Set exercise => Copy the data that follows exactly. Include no pictures.
-- Begin The records --
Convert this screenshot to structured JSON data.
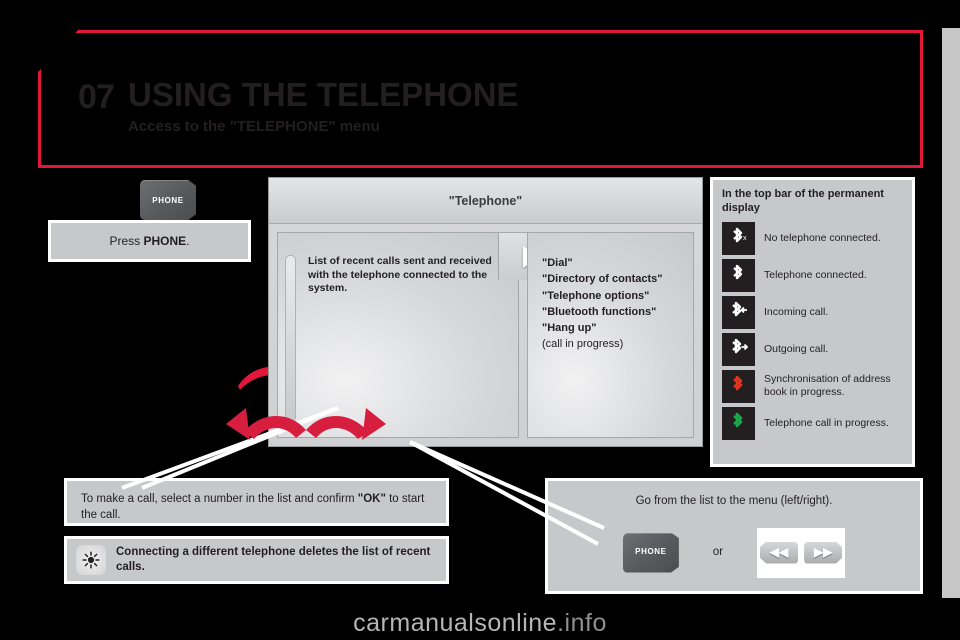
{
  "header": {
    "chapter_number": "07",
    "title": "USING THE TELEPHONE",
    "subtitle": "Access to the \"TELEPHONE\" menu",
    "accent_color": "#e2173a"
  },
  "left": {
    "phone_key_label": "PHONE",
    "press_instruction_prefix": "Press ",
    "press_instruction_bold": "PHONE",
    "press_instruction_suffix": "."
  },
  "screen": {
    "title": "\"Telephone\"",
    "left_pane_text": "List of recent calls sent and received with the telephone connected to the system.",
    "menu_items": [
      {
        "label": "\"Dial\"",
        "bold": true
      },
      {
        "label": "\"Directory of contacts\"",
        "bold": true
      },
      {
        "label": "\"Telephone options\"",
        "bold": true
      },
      {
        "label": "\"Bluetooth functions\"",
        "bold": true
      },
      {
        "label": "\"Hang up\"",
        "bold": true
      },
      {
        "label": "(call in progress)",
        "bold": false
      }
    ]
  },
  "info_panel": {
    "heading": "In the top bar of the permanent display",
    "rows": [
      {
        "icon": "bluetooth-no-phone-icon",
        "color": "#ffffff",
        "badge": "x",
        "label": "No telephone connected."
      },
      {
        "icon": "bluetooth-connected-icon",
        "color": "#ffffff",
        "badge": "",
        "label": "Telephone connected."
      },
      {
        "icon": "bluetooth-incoming-call-icon",
        "color": "#ffffff",
        "badge": "left",
        "label": "Incoming call."
      },
      {
        "icon": "bluetooth-outgoing-call-icon",
        "color": "#ffffff",
        "badge": "right",
        "label": "Outgoing call."
      },
      {
        "icon": "bluetooth-sync-icon",
        "color": "#e2341d",
        "badge": "",
        "label": "Synchronisation of address book in progress."
      },
      {
        "icon": "bluetooth-call-active-icon",
        "color": "#19a94a",
        "badge": "",
        "label": "Telephone call in progress."
      }
    ]
  },
  "bottom": {
    "call_text_part1": "To make a call, select a number in the list and confirm ",
    "call_text_bold": "\"OK\"",
    "call_text_part2": " to start the call.",
    "tip_text": "Connecting a different telephone deletes the list of recent calls.",
    "tip_icon": "star-tip-icon",
    "nav_title": "Go from the list to the menu (left/right).",
    "nav_phone_key_label": "PHONE",
    "nav_or": "or",
    "nav_seek_prev": "◀◀",
    "nav_seek_next": "▶▶"
  },
  "watermark": {
    "text_main": "carmanualsonline",
    "text_dim": ".info"
  }
}
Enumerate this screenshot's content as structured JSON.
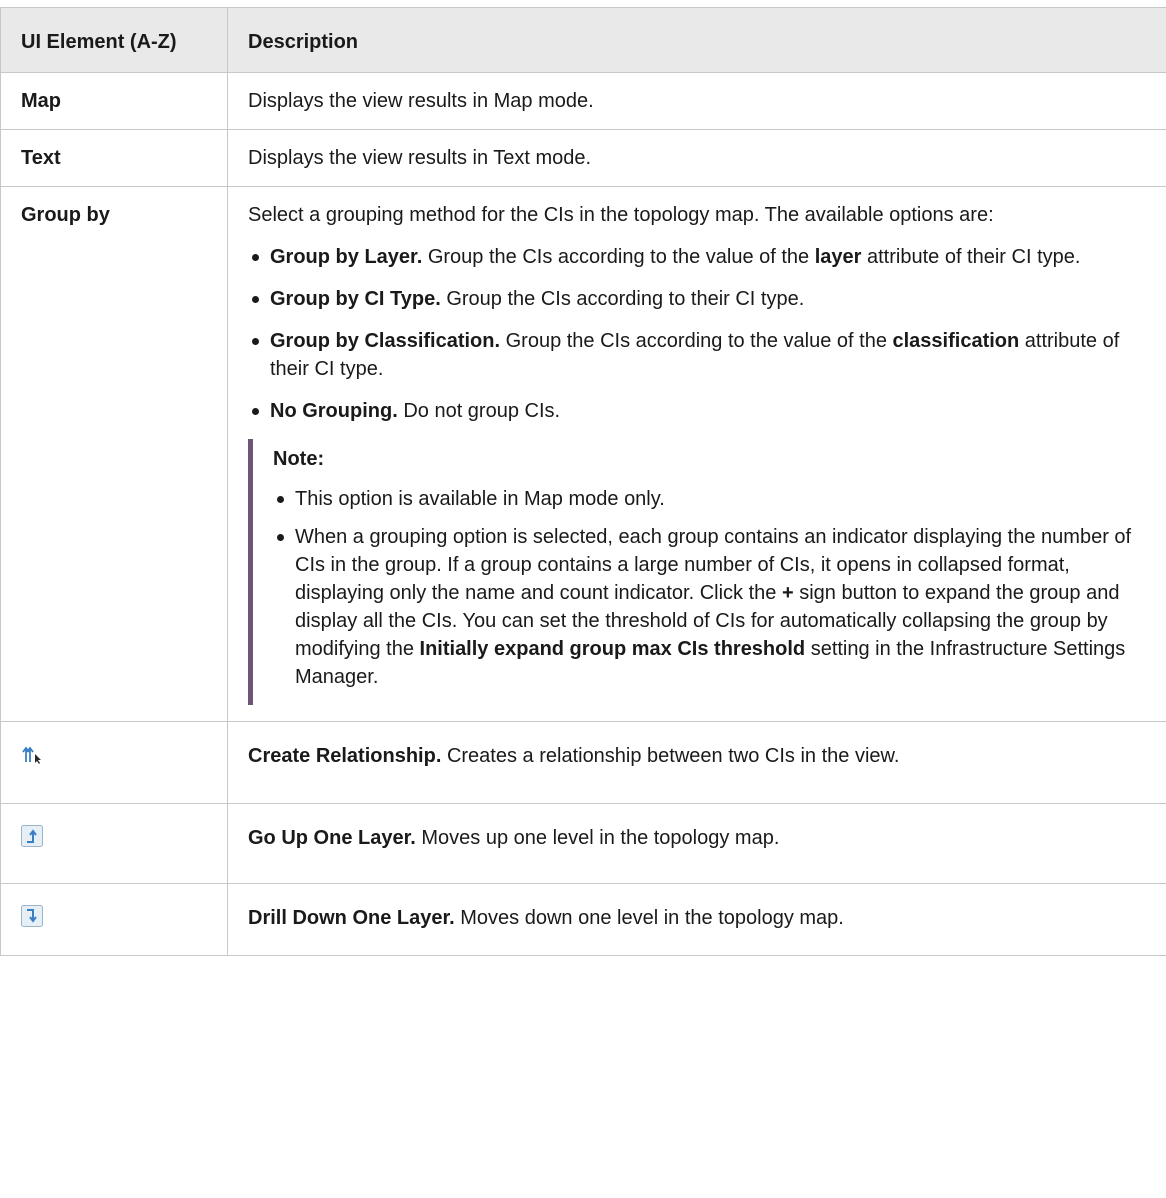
{
  "header": {
    "col1": "UI Element (A-Z)",
    "col2": "Description"
  },
  "rows": {
    "map": {
      "name": "Map",
      "desc": "Displays the view results in Map mode."
    },
    "text": {
      "name": "Text",
      "desc": "Displays the view results in Text mode."
    },
    "group_by": {
      "name": "Group by",
      "intro": "Select a grouping method for the CIs in the topology map. The available options are:",
      "options": [
        {
          "title": "Group by Layer.",
          "text_a": " Group the CIs according to the value of the ",
          "bold": "layer",
          "text_b": " attribute of their CI type."
        },
        {
          "title": "Group by CI Type.",
          "text": " Group the CIs according to their CI type."
        },
        {
          "title": "Group by Classification.",
          "text_a": " Group the CIs according to the value of the ",
          "bold": "classification",
          "text_b": " attribute of their CI type."
        },
        {
          "title": "No Grouping.",
          "text": " Do not group CIs."
        }
      ],
      "note": {
        "title": "Note:",
        "item1": "This option is available in Map mode only.",
        "item2_a": "When a grouping option is selected, each group contains an indicator displaying the number of CIs in the group. If a group contains a large number of CIs, it opens in collapsed format, displaying only the name and count indicator. Click the ",
        "item2_plus": "+",
        "item2_b": " sign button to expand the group and display all the CIs. You can set the threshold of CIs for automatically collapsing the group by modifying the ",
        "item2_setting": "Initially expand group max CIs threshold",
        "item2_c": " setting in the Infrastructure Settings Manager."
      }
    },
    "create_rel": {
      "icon": "create-relationship-icon",
      "title": "Create Relationship.",
      "desc": " Creates a relationship between two CIs in the view."
    },
    "go_up": {
      "icon": "go-up-one-layer-icon",
      "title": "Go Up One Layer.",
      "desc": " Moves up one level in the topology map."
    },
    "drill_down": {
      "icon": "drill-down-one-layer-icon",
      "title": "Drill Down One Layer.",
      "desc": " Moves down one level in the topology map."
    }
  },
  "colors": {
    "header_bg": "#e9e9e9",
    "border": "#c8c8c8",
    "note_bar": "#6e5476",
    "icon_blue": "#3a7fc4"
  }
}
-- End The records --
Answer to the task =>
Convert this screenshot to structured JSON data.
{
  "header": {
    "chapter_number": "07",
    "title": "USING THE TELEPHONE",
    "subtitle": "Access to the \"TELEPHONE\" menu",
    "accent_color": "#e2173a"
  },
  "left": {
    "phone_key_label": "PHONE",
    "press_instruction_prefix": "Press ",
    "press_instruction_bold": "PHONE",
    "press_instruction_suffix": "."
  },
  "screen": {
    "title": "\"Telephone\"",
    "left_pane_text": "List of recent calls sent and received with the telephone connected to the system.",
    "menu_items": [
      {
        "label": "\"Dial\"",
        "bold": true
      },
      {
        "label": "\"Directory of contacts\"",
        "bold": true
      },
      {
        "label": "\"Telephone options\"",
        "bold": true
      },
      {
        "label": "\"Bluetooth functions\"",
        "bold": true
      },
      {
        "label": "\"Hang up\"",
        "bold": true
      },
      {
        "label": "(call in progress)",
        "bold": false
      }
    ]
  },
  "info_panel": {
    "heading": "In the top bar of the permanent display",
    "rows": [
      {
        "icon": "bluetooth-no-phone-icon",
        "color": "#ffffff",
        "badge": "x",
        "label": "No telephone connected."
      },
      {
        "icon": "bluetooth-connected-icon",
        "color": "#ffffff",
        "badge": "",
        "label": "Telephone connected."
      },
      {
        "icon": "bluetooth-incoming-call-icon",
        "color": "#ffffff",
        "badge": "left",
        "label": "Incoming call."
      },
      {
        "icon": "bluetooth-outgoing-call-icon",
        "color": "#ffffff",
        "badge": "right",
        "label": "Outgoing call."
      },
      {
        "icon": "bluetooth-sync-icon",
        "color": "#e2341d",
        "badge": "",
        "label": "Synchronisation of address book in progress."
      },
      {
        "icon": "bluetooth-call-active-icon",
        "color": "#19a94a",
        "badge": "",
        "label": "Telephone call in progress."
      }
    ]
  },
  "bottom": {
    "call_text_part1": "To make a call, select a number in the list and confirm ",
    "call_text_bold": "\"OK\"",
    "call_text_part2": " to start the call.",
    "tip_text": "Connecting a different telephone deletes the list of recent calls.",
    "tip_icon": "star-tip-icon",
    "nav_title": "Go from the list to the menu (left/right).",
    "nav_phone_key_label": "PHONE",
    "nav_or": "or",
    "nav_seek_prev": "◀◀",
    "nav_seek_next": "▶▶"
  },
  "watermark": {
    "text_main": "carmanualsonline",
    "text_dim": ".info"
  }
}
Enumerate this screenshot's content as structured JSON.
{
  "header": {
    "col1": "UI Element (A-Z)",
    "col2": "Description"
  },
  "rows": {
    "map": {
      "name": "Map",
      "desc": "Displays the view results in Map mode."
    },
    "text": {
      "name": "Text",
      "desc": "Displays the view results in Text mode."
    },
    "group_by": {
      "name": "Group by",
      "intro": "Select a grouping method for the CIs in the topology map. The available options are:",
      "options": [
        {
          "title": "Group by Layer.",
          "text_a": " Group the CIs according to the value of the ",
          "bold": "layer",
          "text_b": " attribute of their CI type."
        },
        {
          "title": "Group by CI Type.",
          "text": " Group the CIs according to their CI type."
        },
        {
          "title": "Group by Classification.",
          "text_a": " Group the CIs according to the value of the ",
          "bold": "classification",
          "text_b": " attribute of their CI type."
        },
        {
          "title": "No Grouping.",
          "text": " Do not group CIs."
        }
      ],
      "note": {
        "title": "Note:",
        "item1": "This option is available in Map mode only.",
        "item2_a": "When a grouping option is selected, each group contains an indicator displaying the number of CIs in the group. If a group contains a large number of CIs, it opens in collapsed format, displaying only the name and count indicator. Click the ",
        "item2_plus": "+",
        "item2_b": " sign button to expand the group and display all the CIs. You can set the threshold of CIs for automatically collapsing the group by modifying the ",
        "item2_setting": "Initially expand group max CIs threshold",
        "item2_c": " setting in the Infrastructure Settings Manager."
      }
    },
    "create_rel": {
      "icon": "create-relationship-icon",
      "title": "Create Relationship.",
      "desc": " Creates a relationship between two CIs in the view."
    },
    "go_up": {
      "icon": "go-up-one-layer-icon",
      "title": "Go Up One Layer.",
      "desc": " Moves up one level in the topology map."
    },
    "drill_down": {
      "icon": "drill-down-one-layer-icon",
      "title": "Drill Down One Layer.",
      "desc": " Moves down one level in the topology map."
    }
  },
  "colors": {
    "header_bg": "#e9e9e9",
    "border": "#c8c8c8",
    "note_bar": "#6e5476",
    "icon_blue": "#3a7fc4"
  }
}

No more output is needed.